** What to produce **
Locate the string "Sono" in the records below. Copy every line where it occurs.

(Extracted data entries)
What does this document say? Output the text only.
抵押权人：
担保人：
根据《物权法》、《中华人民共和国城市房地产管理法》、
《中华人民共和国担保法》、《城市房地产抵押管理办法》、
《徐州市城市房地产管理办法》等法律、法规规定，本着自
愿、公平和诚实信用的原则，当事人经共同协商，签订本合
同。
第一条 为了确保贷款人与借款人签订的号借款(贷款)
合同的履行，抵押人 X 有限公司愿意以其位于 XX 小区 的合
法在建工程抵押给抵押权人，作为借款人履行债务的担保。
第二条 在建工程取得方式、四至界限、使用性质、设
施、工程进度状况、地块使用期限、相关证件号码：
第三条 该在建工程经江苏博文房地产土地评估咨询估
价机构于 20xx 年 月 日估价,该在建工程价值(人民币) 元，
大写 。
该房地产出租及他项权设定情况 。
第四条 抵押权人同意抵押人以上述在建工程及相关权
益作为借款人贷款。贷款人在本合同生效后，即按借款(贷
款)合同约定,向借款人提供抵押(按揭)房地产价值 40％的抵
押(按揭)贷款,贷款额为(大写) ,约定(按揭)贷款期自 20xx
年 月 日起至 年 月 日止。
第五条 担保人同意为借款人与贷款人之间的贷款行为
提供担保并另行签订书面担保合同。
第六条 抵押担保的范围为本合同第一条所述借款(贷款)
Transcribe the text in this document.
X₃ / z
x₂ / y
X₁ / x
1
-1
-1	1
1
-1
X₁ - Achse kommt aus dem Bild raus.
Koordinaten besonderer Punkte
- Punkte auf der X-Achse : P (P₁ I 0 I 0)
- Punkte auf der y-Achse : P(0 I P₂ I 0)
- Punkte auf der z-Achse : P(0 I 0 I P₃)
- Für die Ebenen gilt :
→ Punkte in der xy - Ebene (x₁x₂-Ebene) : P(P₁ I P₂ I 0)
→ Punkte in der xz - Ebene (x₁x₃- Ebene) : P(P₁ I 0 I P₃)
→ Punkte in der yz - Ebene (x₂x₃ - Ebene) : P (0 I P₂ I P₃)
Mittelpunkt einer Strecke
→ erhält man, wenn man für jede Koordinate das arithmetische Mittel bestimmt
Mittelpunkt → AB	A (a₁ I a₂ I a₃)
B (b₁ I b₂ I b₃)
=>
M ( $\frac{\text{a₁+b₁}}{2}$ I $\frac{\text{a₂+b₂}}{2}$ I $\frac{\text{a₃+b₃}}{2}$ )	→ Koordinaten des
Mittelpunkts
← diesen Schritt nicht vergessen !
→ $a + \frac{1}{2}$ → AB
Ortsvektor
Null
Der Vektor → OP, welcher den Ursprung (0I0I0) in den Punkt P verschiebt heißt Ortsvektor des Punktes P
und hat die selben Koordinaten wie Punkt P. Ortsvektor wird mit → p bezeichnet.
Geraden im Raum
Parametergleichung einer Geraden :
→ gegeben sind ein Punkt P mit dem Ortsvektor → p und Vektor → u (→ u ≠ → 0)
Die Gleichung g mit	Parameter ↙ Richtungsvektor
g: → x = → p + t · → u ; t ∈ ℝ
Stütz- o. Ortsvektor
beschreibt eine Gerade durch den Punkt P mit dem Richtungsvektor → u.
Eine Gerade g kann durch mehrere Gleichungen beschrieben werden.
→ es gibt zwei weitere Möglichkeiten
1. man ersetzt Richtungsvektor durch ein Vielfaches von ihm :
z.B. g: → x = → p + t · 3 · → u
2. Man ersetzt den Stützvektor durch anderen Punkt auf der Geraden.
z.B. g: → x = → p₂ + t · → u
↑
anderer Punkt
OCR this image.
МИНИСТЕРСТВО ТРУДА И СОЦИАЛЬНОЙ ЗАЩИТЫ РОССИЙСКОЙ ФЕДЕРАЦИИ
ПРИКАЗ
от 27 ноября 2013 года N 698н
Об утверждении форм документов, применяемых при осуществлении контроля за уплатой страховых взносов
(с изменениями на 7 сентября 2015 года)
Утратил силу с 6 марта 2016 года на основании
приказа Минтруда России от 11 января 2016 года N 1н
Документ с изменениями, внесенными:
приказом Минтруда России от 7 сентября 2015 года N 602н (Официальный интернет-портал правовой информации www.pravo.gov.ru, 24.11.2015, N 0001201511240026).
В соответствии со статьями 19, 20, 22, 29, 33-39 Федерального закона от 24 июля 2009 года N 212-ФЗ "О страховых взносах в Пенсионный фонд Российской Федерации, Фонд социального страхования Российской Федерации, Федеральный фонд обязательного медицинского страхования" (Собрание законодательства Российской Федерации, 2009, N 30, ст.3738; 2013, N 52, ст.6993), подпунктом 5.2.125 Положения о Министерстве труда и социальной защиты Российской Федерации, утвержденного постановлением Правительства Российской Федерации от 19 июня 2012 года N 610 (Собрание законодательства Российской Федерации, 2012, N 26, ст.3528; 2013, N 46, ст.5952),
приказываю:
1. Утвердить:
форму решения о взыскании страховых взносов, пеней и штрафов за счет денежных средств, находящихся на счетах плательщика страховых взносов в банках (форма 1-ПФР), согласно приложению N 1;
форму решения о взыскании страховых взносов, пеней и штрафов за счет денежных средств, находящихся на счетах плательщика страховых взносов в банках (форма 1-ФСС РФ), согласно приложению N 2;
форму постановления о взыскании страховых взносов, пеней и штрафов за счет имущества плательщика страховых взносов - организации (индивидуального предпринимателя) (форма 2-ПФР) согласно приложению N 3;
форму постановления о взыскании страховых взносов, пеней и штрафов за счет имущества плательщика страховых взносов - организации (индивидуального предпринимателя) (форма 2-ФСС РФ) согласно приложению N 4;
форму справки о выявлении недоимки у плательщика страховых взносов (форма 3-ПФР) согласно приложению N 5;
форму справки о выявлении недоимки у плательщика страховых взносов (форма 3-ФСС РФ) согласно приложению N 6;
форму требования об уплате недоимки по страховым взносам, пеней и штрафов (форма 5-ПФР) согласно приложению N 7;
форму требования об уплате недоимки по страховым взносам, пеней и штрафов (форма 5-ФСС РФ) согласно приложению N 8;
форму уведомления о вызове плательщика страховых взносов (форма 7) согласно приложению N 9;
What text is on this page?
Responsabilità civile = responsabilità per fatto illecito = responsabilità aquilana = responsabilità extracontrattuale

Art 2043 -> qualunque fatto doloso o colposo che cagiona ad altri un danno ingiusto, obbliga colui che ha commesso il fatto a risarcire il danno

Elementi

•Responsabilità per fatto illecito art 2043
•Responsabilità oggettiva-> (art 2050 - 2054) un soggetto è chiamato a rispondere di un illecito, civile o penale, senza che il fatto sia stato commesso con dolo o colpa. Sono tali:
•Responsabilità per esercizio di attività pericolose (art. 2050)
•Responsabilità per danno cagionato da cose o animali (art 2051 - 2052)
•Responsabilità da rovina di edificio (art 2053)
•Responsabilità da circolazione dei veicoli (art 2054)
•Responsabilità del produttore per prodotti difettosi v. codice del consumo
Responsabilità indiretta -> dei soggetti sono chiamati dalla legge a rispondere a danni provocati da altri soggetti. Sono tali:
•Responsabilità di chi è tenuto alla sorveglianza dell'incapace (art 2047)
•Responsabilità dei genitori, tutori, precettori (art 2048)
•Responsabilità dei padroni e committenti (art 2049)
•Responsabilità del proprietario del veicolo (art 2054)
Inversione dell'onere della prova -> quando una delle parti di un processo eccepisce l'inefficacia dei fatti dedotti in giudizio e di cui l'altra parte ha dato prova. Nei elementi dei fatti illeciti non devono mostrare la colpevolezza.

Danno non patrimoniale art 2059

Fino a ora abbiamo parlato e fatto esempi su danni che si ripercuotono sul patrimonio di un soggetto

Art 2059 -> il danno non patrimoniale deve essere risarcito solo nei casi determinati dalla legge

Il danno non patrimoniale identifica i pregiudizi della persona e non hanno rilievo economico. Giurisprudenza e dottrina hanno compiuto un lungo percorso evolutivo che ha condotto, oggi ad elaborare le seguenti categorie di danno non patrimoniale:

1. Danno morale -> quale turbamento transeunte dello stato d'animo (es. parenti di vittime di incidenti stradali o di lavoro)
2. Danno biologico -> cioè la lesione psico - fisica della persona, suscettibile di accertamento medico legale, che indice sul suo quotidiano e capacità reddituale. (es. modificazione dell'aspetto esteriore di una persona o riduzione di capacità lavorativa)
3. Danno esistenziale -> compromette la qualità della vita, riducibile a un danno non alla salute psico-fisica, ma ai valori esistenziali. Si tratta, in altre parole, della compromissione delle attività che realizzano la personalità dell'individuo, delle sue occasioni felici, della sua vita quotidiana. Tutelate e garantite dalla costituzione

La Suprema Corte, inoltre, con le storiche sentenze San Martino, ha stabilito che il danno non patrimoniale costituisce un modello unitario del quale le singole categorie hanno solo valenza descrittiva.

** Correct output **
•Responsabilità oggettiva-> (art 2050 - 2054) un soggetto è chiamato a rispondere di un illecito, civile o penale, senza che il fatto sia stato commesso con dolo o colpa. Sono tali:
Responsabilità indiretta -> dei soggetti sono chiamati dalla legge a rispondere a danni provocati da altri soggetti. Sono tali:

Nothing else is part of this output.